● **Task goal**
Please write out the material below exactly as given.
========
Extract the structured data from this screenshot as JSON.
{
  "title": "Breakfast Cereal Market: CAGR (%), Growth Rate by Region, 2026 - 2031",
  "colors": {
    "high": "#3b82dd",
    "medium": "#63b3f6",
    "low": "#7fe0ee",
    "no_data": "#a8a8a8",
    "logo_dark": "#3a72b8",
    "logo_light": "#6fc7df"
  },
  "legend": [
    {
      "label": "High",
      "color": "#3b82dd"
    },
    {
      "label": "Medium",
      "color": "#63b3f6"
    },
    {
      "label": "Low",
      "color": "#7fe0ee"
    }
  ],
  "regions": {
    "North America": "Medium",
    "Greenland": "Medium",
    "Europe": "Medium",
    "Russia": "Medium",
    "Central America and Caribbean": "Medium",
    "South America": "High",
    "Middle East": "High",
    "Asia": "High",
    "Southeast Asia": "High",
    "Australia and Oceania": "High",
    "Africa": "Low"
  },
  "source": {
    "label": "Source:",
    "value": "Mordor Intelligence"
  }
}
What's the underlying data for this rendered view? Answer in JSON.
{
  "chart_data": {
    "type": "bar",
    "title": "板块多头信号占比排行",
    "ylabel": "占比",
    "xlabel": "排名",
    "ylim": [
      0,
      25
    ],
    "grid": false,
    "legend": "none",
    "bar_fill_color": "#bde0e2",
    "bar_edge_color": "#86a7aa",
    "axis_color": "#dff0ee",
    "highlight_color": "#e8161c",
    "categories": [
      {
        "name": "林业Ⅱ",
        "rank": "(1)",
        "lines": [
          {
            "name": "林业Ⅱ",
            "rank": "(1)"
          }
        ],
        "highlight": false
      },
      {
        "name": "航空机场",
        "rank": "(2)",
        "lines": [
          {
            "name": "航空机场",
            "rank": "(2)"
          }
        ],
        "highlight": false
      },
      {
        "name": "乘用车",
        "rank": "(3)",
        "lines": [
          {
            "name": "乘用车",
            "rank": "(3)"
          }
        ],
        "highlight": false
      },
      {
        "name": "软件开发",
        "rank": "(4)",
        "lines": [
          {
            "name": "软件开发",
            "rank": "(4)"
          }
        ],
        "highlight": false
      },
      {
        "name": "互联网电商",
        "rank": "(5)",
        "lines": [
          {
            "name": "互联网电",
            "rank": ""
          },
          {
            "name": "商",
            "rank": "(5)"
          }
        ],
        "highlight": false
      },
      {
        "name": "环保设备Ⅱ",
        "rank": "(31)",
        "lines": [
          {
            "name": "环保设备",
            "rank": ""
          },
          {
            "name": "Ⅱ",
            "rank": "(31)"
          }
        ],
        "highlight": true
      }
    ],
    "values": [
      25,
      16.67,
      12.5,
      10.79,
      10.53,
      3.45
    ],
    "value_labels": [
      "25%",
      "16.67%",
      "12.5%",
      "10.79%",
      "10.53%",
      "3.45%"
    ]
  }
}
========
● **Task solution**
Extract the structured data from this screenshot as JSON.
{
  "title": "Breakfast Cereal Market: CAGR (%), Growth Rate by Region, 2026 - 2031",
  "colors": {
    "high": "#3b82dd",
    "medium": "#63b3f6",
    "low": "#7fe0ee",
    "no_data": "#a8a8a8",
    "logo_dark": "#3a72b8",
    "logo_light": "#6fc7df"
  },
  "legend": [
    {
      "label": "High",
      "color": "#3b82dd"
    },
    {
      "label": "Medium",
      "color": "#63b3f6"
    },
    {
      "label": "Low",
      "color": "#7fe0ee"
    }
  ],
  "regions": {
    "North America": "Medium",
    "Greenland": "Medium",
    "Europe": "Medium",
    "Russia": "Medium",
    "Central America and Caribbean": "Medium",
    "South America": "High",
    "Middle East": "High",
    "Asia": "High",
    "Southeast Asia": "High",
    "Australia and Oceania": "High",
    "Africa": "Low"
  },
  "source": {
    "label": "Source:",
    "value": "Mordor Intelligence"
  }
}
What's the underlying data for this rendered view? Answer in JSON.
{
  "chart_data": {
    "type": "bar",
    "title": "板块多头信号占比排行",
    "ylabel": "占比",
    "xlabel": "排名",
    "ylim": [
      0,
      25
    ],
    "grid": false,
    "legend": "none",
    "bar_fill_color": "#bde0e2",
    "bar_edge_color": "#86a7aa",
    "axis_color": "#dff0ee",
    "highlight_color": "#e8161c",
    "categories": [
      {
        "name": "林业Ⅱ",
        "rank": "(1)",
        "lines": [
          {
            "name": "林业Ⅱ",
            "rank": "(1)"
          }
        ],
        "highlight": false
      },
      {
        "name": "航空机场",
        "rank": "(2)",
        "lines": [
          {
            "name": "航空机场",
            "rank": "(2)"
          }
        ],
        "highlight": false
      },
      {
        "name": "乘用车",
        "rank": "(3)",
        "lines": [
          {
            "name": "乘用车",
            "rank": "(3)"
          }
        ],
        "highlight": false
      },
      {
        "name": "软件开发",
        "rank": "(4)",
        "lines": [
          {
            "name": "软件开发",
            "rank": "(4)"
          }
        ],
        "highlight": false
      },
      {
        "name": "互联网电商",
        "rank": "(5)",
        "lines": [
          {
            "name": "互联网电",
            "rank": ""
          },
          {
            "name": "商",
            "rank": "(5)"
          }
        ],
        "highlight": false
      },
      {
        "name": "环保设备Ⅱ",
        "rank": "(31)",
        "lines": [
          {
            "name": "环保设备",
            "rank": ""
          },
          {
            "name": "Ⅱ",
            "rank": "(31)"
          }
        ],
        "highlight": true
      }
    ],
    "values": [
      25,
      16.67,
      12.5,
      10.79,
      10.53,
      3.45
    ],
    "value_labels": [
      "25%",
      "16.67%",
      "12.5%",
      "10.79%",
      "10.53%",
      "3.45%"
    ]
  }
}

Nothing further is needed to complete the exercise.